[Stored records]
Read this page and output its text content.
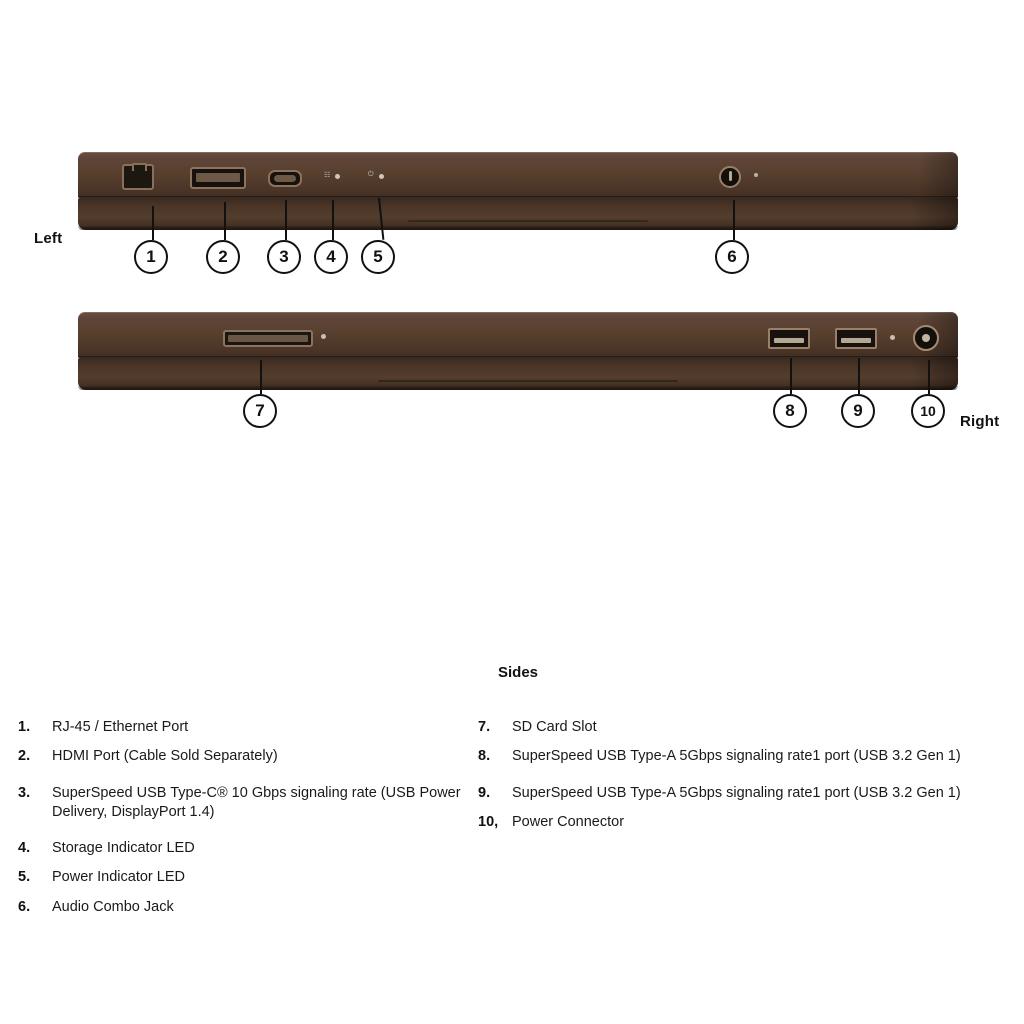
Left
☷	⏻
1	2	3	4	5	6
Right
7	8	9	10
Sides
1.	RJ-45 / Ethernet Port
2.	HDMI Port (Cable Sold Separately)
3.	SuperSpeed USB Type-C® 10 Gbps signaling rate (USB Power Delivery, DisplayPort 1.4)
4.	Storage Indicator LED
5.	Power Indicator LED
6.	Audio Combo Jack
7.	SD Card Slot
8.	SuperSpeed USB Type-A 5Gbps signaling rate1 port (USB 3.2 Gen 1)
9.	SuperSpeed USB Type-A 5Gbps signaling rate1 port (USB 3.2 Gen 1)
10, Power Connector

**Set task:**
Without the pictures, repeat all the records word for word.

**Correct answer:**
Read this page and output its text content.
Left
☷	⏻
1	2	3	4	5	6
Right
7	8	9	10
Sides
1.	RJ-45 / Ethernet Port
2.	HDMI Port (Cable Sold Separately)
3.	SuperSpeed USB Type-C® 10 Gbps signaling rate (USB Power Delivery, DisplayPort 1.4)
4.	Storage Indicator LED
5.	Power Indicator LED
6.	Audio Combo Jack
7.	SD Card Slot
8.	SuperSpeed USB Type-A 5Gbps signaling rate1 port (USB 3.2 Gen 1)
9.	SuperSpeed USB Type-A 5Gbps signaling rate1 port (USB 3.2 Gen 1)
10, Power Connector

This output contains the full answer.